- _SELECTED EXTRACT_
______________________________
The next day, Pravda and other Soviet newspapers published on the front page a 50-line, two-column official announcement from the TASS news agency. It began: “The design and development of artificial Earth-orbiting satellites have been done for several years in the Soviet Union.”

Engineers had begun designing Sputnik in January 1956. The plan was to launch it with the R-7, the intercontinental ballistic missile that Korolev’s team had been working on since 1954. Like later Soviet missiles, the R-7 had military purposes as its primary application and space research as its secondary application. On February 26, 1956, my father and I (I was a student at the Moscow Electric Power Institute—in American terms, an engineering college) had visited Korolev’s design office in Podlipki and viewed missiles, including a full-size model of the R-7. At the end of the visit, we listened to a brief talk on the possibility of the R-7 launching an artificial satellite. Having a fondness for technological innovations, my father got interested in that, but he warned Korolev, “The main priority is security of the country.”
______________________________
(Element and coordinate records)
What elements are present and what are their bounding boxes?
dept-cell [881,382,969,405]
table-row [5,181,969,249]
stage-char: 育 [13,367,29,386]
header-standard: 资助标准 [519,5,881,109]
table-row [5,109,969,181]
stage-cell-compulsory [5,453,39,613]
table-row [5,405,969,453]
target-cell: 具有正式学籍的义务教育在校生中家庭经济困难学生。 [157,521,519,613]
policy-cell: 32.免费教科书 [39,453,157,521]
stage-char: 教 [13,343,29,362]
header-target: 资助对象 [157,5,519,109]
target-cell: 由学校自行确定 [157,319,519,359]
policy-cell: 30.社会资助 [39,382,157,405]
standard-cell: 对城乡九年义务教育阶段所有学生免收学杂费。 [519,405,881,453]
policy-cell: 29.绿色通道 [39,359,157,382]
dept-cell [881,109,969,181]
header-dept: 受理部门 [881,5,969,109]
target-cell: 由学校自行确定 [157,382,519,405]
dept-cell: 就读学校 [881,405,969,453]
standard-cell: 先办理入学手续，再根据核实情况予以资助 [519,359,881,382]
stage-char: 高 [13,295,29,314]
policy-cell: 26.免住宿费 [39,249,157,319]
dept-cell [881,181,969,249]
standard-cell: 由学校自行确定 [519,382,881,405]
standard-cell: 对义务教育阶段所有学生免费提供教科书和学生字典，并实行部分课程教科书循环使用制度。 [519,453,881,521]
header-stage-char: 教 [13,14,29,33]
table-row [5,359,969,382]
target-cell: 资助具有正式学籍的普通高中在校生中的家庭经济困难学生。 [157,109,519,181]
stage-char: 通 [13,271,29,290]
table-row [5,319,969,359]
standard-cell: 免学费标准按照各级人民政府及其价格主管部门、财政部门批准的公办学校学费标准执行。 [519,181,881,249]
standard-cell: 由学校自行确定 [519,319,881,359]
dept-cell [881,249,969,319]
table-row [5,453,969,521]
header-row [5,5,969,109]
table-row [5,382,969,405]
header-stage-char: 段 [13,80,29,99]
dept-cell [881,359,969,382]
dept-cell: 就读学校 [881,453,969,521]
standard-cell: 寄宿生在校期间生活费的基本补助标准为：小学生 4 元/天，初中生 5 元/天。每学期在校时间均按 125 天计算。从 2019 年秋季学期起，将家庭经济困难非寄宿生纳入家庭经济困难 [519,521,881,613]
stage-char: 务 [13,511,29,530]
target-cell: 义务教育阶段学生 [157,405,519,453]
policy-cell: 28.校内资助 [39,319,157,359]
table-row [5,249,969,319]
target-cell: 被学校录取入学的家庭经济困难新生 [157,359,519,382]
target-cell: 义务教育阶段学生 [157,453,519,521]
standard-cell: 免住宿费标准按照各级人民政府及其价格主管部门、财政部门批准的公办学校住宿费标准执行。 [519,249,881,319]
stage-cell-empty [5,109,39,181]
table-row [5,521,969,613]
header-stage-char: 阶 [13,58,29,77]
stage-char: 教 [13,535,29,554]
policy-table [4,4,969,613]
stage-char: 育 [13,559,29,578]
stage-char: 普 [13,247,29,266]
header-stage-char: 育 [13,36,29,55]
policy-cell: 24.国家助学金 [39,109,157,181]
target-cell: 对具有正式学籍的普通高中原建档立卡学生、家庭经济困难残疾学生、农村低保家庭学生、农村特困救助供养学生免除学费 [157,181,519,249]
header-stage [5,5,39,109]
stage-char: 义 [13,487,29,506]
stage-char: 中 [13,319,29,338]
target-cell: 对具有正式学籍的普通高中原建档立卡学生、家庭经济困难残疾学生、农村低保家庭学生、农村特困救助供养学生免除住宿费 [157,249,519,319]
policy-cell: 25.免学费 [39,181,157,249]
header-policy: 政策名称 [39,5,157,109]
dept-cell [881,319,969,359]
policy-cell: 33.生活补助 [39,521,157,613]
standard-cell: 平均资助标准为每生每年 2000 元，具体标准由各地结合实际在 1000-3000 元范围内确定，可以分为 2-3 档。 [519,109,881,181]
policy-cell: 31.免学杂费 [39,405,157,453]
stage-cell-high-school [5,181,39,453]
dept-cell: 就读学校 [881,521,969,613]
______________________________
- _INSTRUCTIONS_
**a)** Render the records as a Markdown table with the columns Row and Record line, starting at the first line of the records and ending after the line that contains "target-cell: 义务教育阶段学生 [157,453,519,521]", and leave out blank lines.
**b)** Write the next part of the passage on the Soviet preparations for launching Sputnik, picking up after its last sentence.
The records are unrelated to the text about Sputnik.

- _ANSWERS TO THE EXERCISES_
**a)**
| Row | Record line |
|---|---|
| 1 | What elements are present and what are their bounding boxes? |
| 2 | dept-cell [881,382,969,405] |
| 3 | table-row [5,181,969,249] |
| 4 | stage-char: 育 [13,367,29,386] |
| 5 | header-standard: 资助标准 [519,5,881,109] |
| 6 | table-row [5,109,969,181] |
| 7 | stage-cell-compulsory [5,453,39,613] |
| 8 | table-row [5,405,969,453] |
| 9 | target-cell: 具有正式学籍的义务教育在校生中家庭经济困难学生。 [157,521,519,613] |
| 10 | policy-cell: 32.免费教科书 [39,453,157,521] |
| 11 | stage-char: 教 [13,343,29,362] |
| 12 | header-target: 资助对象 [157,5,519,109] |
| 13 | target-cell: 由学校自行确定 [157,319,519,359] |
| 14 | policy-cell: 30.社会资助 [39,382,157,405] |
| 15 | standard-cell: 对城乡九年义务教育阶段所有学生免收学杂费。 [519,405,881,453] |
| 16 | policy-cell: 29.绿色通道 [39,359,157,382] |
| 17 | dept-cell [881,109,969,181] |
| 18 | header-dept: 受理部门 [881,5,969,109] |
| 19 | target-cell: 由学校自行确定 [157,382,519,405] |
| 20 | dept-cell: 就读学校 [881,405,969,453] |
| 21 | standard-cell: 先办理入学手续，再根据核实情况予以资助 [519,359,881,382] |
| 22 | stage-char: 高 [13,295,29,314] |
| 23 | policy-cell: 26.免住宿费 [39,249,157,319] |
| 24 | dept-cell [881,181,969,249] |
| 25 | standard-cell: 由学校自行确定 [519,382,881,405] |
| 26 | standard-cell: 对义务教育阶段所有学生免费提供教科书和学生字典，并实行部分课程教科书循环使用制度。 [519,453,881,521] |
| 27 | header-stage-char: 教 [13,14,29,33] |
| 28 | table-row [5,359,969,382] |
| 29 | target-cell: 资助具有正式学籍的普通高中在校生中的家庭经济困难学生。 [157,109,519,181] |
| 30 | stage-char: 通 [13,271,29,290] |
| 31 | table-row [5,319,969,359] |
| 32 | standard-cell: 免学费标准按照各级人民政府及其价格主管部门、财政部门批准的公办学校学费标准执行。 [519,181,881,249] |
| 33 | standard-cell: 由学校自行确定 [519,319,881,359] |
| 34 | dept-cell [881,249,969,319] |
| 35 | table-row [5,453,969,521] |
| 36 | header-row [5,5,969,109] |
| 37 | table-row [5,382,969,405] |
| 38 | header-stage-char: 段 [13,80,29,99] |
| 39 | dept-cell [881,359,969,382] |
| 40 | dept-cell: 就读学校 [881,453,969,521] |
| 41 | standard-cell: 寄宿生在校期间生活费的基本补助标准为：小学生 4 元/天，初中生 5 元/天。每学期在校时间均按 125 天计算。从 2019 年秋季学期起，将家庭经济困难非寄宿生纳入家庭经济困难 [519,521,881,613] |
| 42 | stage-char: 务 [13,511,29,530] |
| 43 | target-cell: 义务教育阶段学生 [157,405,519,453] |
| 44 | policy-cell: 28.校内资助 [39,319,157,359] |
| 45 | table-row [5,249,969,319] |
| 46 | target-cell: 被学校录取入学的家庭经济困难新生 [157,359,519,382] |
| 47 | target-cell: 义务教育阶段学生 [157,453,519,521] |

**b)**
TASS at the time had been reporting that satellite launches were scheduled in connection with the International Geophysical Year, a worldwide program of coordinated scientific observations of geophysical phenomena. Soviet newspapers had even published the frequencies of the satellites’ radio transmitters. But all of the reports were vague, with no mention of launch dates. Nobody in the rest of the world would pay attention to such pronouncements; everybody outside the Soviet Union knew the United States would soon launch the world’s first satellite.

Korolev was afraid that the Americans might be ahead. He was especially worried when he found out that the U.S. Army’s July 1957 test of the Jupiter ballistic missile had been a success. After that, he thought that the Americans would open the door to space before his R-7 had even flown. Korolev was in a hurry. The meeting of the IGY committee was scheduled for the beginning of October, at which time the American scientists intended to tell their plans for space.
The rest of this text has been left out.